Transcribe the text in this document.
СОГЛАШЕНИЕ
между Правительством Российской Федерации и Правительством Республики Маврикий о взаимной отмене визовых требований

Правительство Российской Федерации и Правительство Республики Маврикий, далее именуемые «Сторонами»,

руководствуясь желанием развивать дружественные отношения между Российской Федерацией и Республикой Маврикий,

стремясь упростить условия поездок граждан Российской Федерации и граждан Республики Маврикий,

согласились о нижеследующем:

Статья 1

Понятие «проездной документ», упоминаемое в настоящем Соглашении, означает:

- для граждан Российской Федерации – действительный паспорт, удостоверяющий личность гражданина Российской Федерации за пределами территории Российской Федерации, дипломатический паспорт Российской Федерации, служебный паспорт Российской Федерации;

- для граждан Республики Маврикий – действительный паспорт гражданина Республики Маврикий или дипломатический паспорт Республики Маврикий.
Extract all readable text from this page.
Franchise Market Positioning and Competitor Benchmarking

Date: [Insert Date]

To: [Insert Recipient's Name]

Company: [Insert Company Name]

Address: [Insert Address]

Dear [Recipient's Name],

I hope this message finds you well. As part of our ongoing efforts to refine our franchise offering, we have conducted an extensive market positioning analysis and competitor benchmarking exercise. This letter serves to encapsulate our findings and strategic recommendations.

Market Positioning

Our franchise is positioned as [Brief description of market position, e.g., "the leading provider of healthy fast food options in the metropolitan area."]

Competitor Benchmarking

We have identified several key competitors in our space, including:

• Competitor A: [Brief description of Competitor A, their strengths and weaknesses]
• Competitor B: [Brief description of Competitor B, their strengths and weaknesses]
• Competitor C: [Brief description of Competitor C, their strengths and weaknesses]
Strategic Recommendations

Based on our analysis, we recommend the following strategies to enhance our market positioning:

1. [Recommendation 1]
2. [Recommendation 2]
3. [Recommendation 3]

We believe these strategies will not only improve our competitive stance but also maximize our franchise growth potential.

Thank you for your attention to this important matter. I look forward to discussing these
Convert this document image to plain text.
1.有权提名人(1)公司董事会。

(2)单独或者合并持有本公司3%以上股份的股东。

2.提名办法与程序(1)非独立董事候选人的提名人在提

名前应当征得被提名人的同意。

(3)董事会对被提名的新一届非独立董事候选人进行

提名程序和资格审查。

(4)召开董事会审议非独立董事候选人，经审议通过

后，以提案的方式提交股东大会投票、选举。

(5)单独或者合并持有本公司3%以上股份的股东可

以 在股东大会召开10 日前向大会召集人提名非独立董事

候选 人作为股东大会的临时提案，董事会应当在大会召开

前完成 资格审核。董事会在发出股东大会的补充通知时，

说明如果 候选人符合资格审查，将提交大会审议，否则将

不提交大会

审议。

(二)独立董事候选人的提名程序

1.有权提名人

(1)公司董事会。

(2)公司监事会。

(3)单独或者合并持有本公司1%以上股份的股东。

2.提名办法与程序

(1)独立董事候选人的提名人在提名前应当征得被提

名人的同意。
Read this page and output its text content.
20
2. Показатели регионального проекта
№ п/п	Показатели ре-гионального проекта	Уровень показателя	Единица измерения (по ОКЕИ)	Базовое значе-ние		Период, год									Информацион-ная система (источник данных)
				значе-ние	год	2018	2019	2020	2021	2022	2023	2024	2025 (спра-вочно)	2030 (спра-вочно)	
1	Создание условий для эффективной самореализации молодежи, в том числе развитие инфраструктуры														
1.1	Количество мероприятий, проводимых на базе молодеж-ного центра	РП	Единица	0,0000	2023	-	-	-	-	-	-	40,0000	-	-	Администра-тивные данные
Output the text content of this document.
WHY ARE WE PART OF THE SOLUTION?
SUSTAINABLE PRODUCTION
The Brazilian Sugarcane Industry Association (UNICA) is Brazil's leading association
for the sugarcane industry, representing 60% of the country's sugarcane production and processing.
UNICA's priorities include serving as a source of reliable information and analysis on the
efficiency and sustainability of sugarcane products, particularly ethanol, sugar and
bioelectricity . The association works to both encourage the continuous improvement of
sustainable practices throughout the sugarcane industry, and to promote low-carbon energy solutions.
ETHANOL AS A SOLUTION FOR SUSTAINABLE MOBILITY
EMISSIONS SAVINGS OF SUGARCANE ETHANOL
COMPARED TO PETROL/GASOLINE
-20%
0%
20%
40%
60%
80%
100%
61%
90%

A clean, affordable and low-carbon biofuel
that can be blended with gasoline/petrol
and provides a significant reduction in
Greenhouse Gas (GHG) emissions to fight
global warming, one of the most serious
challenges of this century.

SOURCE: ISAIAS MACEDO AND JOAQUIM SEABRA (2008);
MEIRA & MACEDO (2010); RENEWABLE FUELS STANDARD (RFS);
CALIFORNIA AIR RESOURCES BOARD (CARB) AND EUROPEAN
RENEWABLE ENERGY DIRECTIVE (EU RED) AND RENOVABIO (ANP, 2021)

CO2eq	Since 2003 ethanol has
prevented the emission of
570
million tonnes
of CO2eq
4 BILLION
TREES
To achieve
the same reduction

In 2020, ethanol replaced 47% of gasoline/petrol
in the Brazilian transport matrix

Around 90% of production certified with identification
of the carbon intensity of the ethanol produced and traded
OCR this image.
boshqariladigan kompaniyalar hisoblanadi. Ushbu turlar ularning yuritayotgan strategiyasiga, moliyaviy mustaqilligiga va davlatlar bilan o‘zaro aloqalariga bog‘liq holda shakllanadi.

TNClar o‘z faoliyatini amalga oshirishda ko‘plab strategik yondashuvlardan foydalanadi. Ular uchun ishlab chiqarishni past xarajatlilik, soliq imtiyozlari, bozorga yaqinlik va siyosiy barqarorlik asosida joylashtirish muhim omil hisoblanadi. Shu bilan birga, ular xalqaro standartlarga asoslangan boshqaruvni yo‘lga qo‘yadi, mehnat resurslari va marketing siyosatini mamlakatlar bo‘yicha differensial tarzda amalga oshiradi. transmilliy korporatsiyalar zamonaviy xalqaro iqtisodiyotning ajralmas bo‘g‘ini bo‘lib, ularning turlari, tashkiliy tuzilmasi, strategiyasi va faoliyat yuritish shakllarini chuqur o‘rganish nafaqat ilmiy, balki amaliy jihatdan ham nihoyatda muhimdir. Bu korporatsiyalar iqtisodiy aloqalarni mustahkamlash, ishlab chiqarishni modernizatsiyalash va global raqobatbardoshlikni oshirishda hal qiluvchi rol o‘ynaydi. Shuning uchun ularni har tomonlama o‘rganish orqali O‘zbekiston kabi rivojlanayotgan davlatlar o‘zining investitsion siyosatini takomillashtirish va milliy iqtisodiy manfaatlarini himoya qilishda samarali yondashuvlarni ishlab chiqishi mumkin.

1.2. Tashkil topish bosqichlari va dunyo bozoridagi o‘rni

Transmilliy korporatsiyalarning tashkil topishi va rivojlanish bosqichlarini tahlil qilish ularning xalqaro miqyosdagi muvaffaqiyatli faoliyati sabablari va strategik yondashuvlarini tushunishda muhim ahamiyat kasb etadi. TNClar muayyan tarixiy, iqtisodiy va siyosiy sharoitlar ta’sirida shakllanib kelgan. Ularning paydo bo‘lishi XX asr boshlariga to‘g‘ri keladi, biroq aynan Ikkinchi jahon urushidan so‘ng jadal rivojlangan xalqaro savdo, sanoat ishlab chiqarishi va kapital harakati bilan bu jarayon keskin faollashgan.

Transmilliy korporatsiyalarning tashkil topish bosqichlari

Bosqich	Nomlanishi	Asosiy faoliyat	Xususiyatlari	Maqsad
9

## Task description:
Reproduce the data in full, exactly as presented.

## Answer to this exercise:
Transcribe the text in this document.
СОГЛАШЕНИЕ
между Правительством Российской Федерации и Правительством Республики Маврикий о взаимной отмене визовых требований

Правительство Российской Федерации и Правительство Республики Маврикий, далее именуемые «Сторонами»,

руководствуясь желанием развивать дружественные отношения между Российской Федерацией и Республикой Маврикий,

стремясь упростить условия поездок граждан Российской Федерации и граждан Республики Маврикий,

согласились о нижеследующем:

Статья 1

Понятие «проездной документ», упоминаемое в настоящем Соглашении, означает:

- для граждан Российской Федерации – действительный паспорт, удостоверяющий личность гражданина Российской Федерации за пределами территории Российской Федерации, дипломатический паспорт Российской Федерации, служебный паспорт Российской Федерации;

- для граждан Республики Маврикий – действительный паспорт гражданина Республики Маврикий или дипломатический паспорт Республики Маврикий.
Extract all readable text from this page.
Franchise Market Positioning and Competitor Benchmarking

Date: [Insert Date]

To: [Insert Recipient's Name]

Company: [Insert Company Name]

Address: [Insert Address]

Dear [Recipient's Name],

I hope this message finds you well. As part of our ongoing efforts to refine our franchise offering, we have conducted an extensive market positioning analysis and competitor benchmarking exercise. This letter serves to encapsulate our findings and strategic recommendations.

Market Positioning

Our franchise is positioned as [Brief description of market position, e.g., "the leading provider of healthy fast food options in the metropolitan area."]

Competitor Benchmarking

We have identified several key competitors in our space, including:

• Competitor A: [Brief description of Competitor A, their strengths and weaknesses]
• Competitor B: [Brief description of Competitor B, their strengths and weaknesses]
• Competitor C: [Brief description of Competitor C, their strengths and weaknesses]
Strategic Recommendations

Based on our analysis, we recommend the following strategies to enhance our market positioning:

1. [Recommendation 1]
2. [Recommendation 2]
3. [Recommendation 3]

We believe these strategies will not only improve our competitive stance but also maximize our franchise growth potential.

Thank you for your attention to this important matter. I look forward to discussing these
Convert this document image to plain text.
1.有权提名人(1)公司董事会。

(2)单独或者合并持有本公司3%以上股份的股东。

2.提名办法与程序(1)非独立董事候选人的提名人在提

名前应当征得被提名人的同意。

(3)董事会对被提名的新一届非独立董事候选人进行

提名程序和资格审查。

(4)召开董事会审议非独立董事候选人，经审议通过

后，以提案的方式提交股东大会投票、选举。

(5)单独或者合并持有本公司3%以上股份的股东可

以 在股东大会召开10 日前向大会召集人提名非独立董事

候选 人作为股东大会的临时提案，董事会应当在大会召开

前完成 资格审核。董事会在发出股东大会的补充通知时，

说明如果 候选人符合资格审查，将提交大会审议，否则将

不提交大会

审议。

(二)独立董事候选人的提名程序

1.有权提名人

(1)公司董事会。

(2)公司监事会。

(3)单独或者合并持有本公司1%以上股份的股东。

2.提名办法与程序

(1)独立董事候选人的提名人在提名前应当征得被提

名人的同意。
Read this page and output its text content.
20
2. Показатели регионального проекта
№ п/п	Показатели ре-гионального проекта	Уровень показателя	Единица измерения (по ОКЕИ)	Базовое значе-ние		Период, год									Информацион-ная система (источник данных)
				значе-ние	год	2018	2019	2020	2021	2022	2023	2024	2025 (спра-вочно)	2030 (спра-вочно)	
1	Создание условий для эффективной самореализации молодежи, в том числе развитие инфраструктуры														
1.1	Количество мероприятий, проводимых на базе молодеж-ного центра	РП	Единица	0,0000	2023	-	-	-	-	-	-	40,0000	-	-	Администра-тивные данные
Output the text content of this document.
WHY ARE WE PART OF THE SOLUTION?
SUSTAINABLE PRODUCTION
The Brazilian Sugarcane Industry Association (UNICA) is Brazil's leading association
for the sugarcane industry, representing 60% of the country's sugarcane production and processing.
UNICA's priorities include serving as a source of reliable information and analysis on the
efficiency and sustainability of sugarcane products, particularly ethanol, sugar and
bioelectricity . The association works to both encourage the continuous improvement of
sustainable practices throughout the sugarcane industry, and to promote low-carbon energy solutions.
ETHANOL AS A SOLUTION FOR SUSTAINABLE MOBILITY
EMISSIONS SAVINGS OF SUGARCANE ETHANOL
COMPARED TO PETROL/GASOLINE
-20%
0%
20%
40%
60%
80%
100%
61%
90%

A clean, affordable and low-carbon biofuel
that can be blended with gasoline/petrol
and provides a significant reduction in
Greenhouse Gas (GHG) emissions to fight
global warming, one of the most serious
challenges of this century.

SOURCE: ISAIAS MACEDO AND JOAQUIM SEABRA (2008);
MEIRA & MACEDO (2010); RENEWABLE FUELS STANDARD (RFS);
CALIFORNIA AIR RESOURCES BOARD (CARB) AND EUROPEAN
RENEWABLE ENERGY DIRECTIVE (EU RED) AND RENOVABIO (ANP, 2021)

CO2eq	Since 2003 ethanol has
prevented the emission of
570
million tonnes
of CO2eq
4 BILLION
TREES
To achieve
the same reduction

In 2020, ethanol replaced 47% of gasoline/petrol
in the Brazilian transport matrix

Around 90% of production certified with identification
of the carbon intensity of the ethanol produced and traded
OCR this image.
boshqariladigan kompaniyalar hisoblanadi. Ushbu turlar ularning yuritayotgan strategiyasiga, moliyaviy mustaqilligiga va davlatlar bilan o‘zaro aloqalariga bog‘liq holda shakllanadi.

TNClar o‘z faoliyatini amalga oshirishda ko‘plab strategik yondashuvlardan foydalanadi. Ular uchun ishlab chiqarishni past xarajatlilik, soliq imtiyozlari, bozorga yaqinlik va siyosiy barqarorlik asosida joylashtirish muhim omil hisoblanadi. Shu bilan birga, ular xalqaro standartlarga asoslangan boshqaruvni yo‘lga qo‘yadi, mehnat resurslari va marketing siyosatini mamlakatlar bo‘yicha differensial tarzda amalga oshiradi. transmilliy korporatsiyalar zamonaviy xalqaro iqtisodiyotning ajralmas bo‘g‘ini bo‘lib, ularning turlari, tashkiliy tuzilmasi, strategiyasi va faoliyat yuritish shakllarini chuqur o‘rganish nafaqat ilmiy, balki amaliy jihatdan ham nihoyatda muhimdir. Bu korporatsiyalar iqtisodiy aloqalarni mustahkamlash, ishlab chiqarishni modernizatsiyalash va global raqobatbardoshlikni oshirishda hal qiluvchi rol o‘ynaydi. Shuning uchun ularni har tomonlama o‘rganish orqali O‘zbekiston kabi rivojlanayotgan davlatlar o‘zining investitsion siyosatini takomillashtirish va milliy iqtisodiy manfaatlarini himoya qilishda samarali yondashuvlarni ishlab chiqishi mumkin.

1.2. Tashkil topish bosqichlari va dunyo bozoridagi o‘rni

Transmilliy korporatsiyalarning tashkil topishi va rivojlanish bosqichlarini tahlil qilish ularning xalqaro miqyosdagi muvaffaqiyatli faoliyati sabablari va strategik yondashuvlarini tushunishda muhim ahamiyat kasb etadi. TNClar muayyan tarixiy, iqtisodiy va siyosiy sharoitlar ta’sirida shakllanib kelgan. Ularning paydo bo‘lishi XX asr boshlariga to‘g‘ri keladi, biroq aynan Ikkinchi jahon urushidan so‘ng jadal rivojlangan xalqaro savdo, sanoat ishlab chiqarishi va kapital harakati bilan bu jarayon keskin faollashgan.

Transmilliy korporatsiyalarning tashkil topish bosqichlari

Bosqich	Nomlanishi	Asosiy faoliyat	Xususiyatlari	Maqsad
9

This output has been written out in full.